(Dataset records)
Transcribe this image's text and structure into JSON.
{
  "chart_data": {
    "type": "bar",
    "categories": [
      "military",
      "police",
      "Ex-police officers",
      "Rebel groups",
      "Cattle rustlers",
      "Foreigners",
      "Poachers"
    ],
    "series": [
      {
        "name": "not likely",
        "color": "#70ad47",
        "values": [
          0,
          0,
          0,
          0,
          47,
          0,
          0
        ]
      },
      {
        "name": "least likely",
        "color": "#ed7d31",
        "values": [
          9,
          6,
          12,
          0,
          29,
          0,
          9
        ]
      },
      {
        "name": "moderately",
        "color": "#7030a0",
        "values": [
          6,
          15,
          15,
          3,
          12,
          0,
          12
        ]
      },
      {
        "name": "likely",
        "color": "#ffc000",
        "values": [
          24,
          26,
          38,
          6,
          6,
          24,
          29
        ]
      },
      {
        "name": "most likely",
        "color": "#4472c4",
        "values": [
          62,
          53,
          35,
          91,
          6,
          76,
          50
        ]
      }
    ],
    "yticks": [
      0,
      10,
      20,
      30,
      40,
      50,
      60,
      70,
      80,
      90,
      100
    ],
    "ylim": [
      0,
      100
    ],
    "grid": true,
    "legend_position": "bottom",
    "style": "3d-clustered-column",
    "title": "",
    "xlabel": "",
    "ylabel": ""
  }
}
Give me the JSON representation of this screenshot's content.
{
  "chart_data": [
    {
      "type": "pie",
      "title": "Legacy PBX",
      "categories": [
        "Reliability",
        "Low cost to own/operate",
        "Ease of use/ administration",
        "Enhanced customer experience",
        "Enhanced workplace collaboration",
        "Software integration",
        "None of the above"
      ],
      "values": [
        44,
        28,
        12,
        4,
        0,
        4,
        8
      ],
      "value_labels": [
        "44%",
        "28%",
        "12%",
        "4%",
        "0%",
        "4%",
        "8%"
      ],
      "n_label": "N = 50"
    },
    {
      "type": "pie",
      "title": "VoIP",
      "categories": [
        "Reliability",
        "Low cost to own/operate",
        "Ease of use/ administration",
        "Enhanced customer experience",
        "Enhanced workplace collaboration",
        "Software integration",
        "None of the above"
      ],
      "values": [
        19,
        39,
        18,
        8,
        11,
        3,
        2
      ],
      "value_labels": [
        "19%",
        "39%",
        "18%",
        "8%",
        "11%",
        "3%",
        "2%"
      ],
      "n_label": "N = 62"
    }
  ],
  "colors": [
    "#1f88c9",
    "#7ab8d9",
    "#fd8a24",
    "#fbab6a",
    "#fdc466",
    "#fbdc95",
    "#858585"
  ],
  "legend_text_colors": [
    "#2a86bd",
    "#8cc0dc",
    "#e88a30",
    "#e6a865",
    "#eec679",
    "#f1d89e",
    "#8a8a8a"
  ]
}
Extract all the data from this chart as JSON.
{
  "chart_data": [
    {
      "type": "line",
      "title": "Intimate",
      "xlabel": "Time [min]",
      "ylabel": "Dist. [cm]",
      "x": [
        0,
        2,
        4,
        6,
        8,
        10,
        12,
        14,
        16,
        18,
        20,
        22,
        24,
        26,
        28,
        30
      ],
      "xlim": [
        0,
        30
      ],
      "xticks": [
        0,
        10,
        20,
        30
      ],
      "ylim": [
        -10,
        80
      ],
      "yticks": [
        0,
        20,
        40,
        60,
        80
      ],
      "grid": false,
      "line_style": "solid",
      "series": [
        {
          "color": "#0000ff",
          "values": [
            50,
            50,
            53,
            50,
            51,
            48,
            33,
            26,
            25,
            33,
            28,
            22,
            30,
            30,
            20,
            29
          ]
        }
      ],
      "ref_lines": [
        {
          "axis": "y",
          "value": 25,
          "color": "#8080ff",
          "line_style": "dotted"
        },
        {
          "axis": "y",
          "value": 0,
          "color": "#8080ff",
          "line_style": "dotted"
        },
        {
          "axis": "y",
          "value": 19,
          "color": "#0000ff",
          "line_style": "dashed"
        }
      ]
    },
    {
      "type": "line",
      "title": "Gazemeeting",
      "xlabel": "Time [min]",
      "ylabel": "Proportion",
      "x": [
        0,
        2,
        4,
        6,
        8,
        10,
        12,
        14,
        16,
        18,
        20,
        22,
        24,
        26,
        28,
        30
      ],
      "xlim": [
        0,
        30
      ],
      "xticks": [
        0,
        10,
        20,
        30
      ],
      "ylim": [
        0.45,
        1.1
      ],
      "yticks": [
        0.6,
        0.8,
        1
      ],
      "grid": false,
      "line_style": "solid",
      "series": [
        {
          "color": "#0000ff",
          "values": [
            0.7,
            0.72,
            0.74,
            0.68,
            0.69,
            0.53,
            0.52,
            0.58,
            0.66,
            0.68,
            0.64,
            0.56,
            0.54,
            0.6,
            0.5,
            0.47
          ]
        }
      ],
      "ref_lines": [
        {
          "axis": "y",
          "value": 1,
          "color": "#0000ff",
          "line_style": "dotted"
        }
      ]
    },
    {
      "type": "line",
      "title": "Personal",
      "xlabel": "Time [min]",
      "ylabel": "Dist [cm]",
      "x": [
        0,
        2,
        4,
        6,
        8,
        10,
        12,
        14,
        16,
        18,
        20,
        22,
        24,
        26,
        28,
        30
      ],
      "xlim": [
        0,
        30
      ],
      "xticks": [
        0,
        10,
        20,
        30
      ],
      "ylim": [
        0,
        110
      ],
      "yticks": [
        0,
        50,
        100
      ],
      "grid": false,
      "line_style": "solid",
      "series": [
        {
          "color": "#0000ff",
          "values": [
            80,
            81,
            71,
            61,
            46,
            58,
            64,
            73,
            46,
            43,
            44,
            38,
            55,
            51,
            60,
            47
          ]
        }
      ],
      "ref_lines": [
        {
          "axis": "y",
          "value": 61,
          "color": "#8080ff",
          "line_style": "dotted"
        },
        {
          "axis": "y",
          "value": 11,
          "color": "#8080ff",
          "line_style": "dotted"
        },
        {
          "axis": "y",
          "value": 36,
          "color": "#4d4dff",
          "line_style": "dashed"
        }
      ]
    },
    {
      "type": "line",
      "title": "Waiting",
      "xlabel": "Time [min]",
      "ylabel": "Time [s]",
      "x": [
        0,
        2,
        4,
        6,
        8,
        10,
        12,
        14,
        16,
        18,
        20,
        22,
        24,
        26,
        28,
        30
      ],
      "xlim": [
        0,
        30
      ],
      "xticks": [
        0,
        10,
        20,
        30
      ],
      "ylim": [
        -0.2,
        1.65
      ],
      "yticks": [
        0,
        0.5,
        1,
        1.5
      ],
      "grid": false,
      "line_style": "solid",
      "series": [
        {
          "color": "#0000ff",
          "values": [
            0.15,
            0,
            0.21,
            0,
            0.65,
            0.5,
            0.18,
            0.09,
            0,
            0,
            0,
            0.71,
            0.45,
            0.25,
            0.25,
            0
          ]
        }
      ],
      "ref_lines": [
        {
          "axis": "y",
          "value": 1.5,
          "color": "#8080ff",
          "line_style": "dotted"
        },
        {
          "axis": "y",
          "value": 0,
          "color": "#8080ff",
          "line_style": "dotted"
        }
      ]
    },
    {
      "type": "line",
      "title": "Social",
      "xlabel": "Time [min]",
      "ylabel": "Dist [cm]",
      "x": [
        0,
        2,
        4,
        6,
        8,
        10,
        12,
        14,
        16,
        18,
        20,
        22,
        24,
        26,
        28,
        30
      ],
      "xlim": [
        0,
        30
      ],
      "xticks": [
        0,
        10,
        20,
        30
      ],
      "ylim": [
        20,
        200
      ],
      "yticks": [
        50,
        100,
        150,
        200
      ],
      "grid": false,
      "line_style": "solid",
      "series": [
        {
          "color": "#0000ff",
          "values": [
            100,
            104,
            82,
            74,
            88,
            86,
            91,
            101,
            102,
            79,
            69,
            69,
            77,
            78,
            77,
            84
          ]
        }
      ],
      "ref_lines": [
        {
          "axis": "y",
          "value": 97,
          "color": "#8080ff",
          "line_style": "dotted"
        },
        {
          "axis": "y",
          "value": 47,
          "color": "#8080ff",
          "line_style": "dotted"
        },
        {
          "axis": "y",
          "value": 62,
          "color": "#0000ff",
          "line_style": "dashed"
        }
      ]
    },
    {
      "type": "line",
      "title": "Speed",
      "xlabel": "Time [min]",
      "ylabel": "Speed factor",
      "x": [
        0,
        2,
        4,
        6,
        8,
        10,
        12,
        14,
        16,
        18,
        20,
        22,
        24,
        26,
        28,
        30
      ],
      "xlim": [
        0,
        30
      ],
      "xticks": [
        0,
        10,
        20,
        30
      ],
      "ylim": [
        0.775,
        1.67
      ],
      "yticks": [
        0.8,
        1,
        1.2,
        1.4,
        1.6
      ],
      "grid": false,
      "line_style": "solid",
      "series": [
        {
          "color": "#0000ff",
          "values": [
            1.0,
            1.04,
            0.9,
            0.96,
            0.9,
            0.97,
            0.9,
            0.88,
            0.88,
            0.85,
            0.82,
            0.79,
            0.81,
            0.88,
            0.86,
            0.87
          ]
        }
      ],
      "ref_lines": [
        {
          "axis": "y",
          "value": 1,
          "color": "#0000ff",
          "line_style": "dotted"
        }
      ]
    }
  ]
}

**PROBLEM TO SOLVE**
Across the material above, count every line holding "title" and write down only the number.

**EXERCISE OUTPUT**
9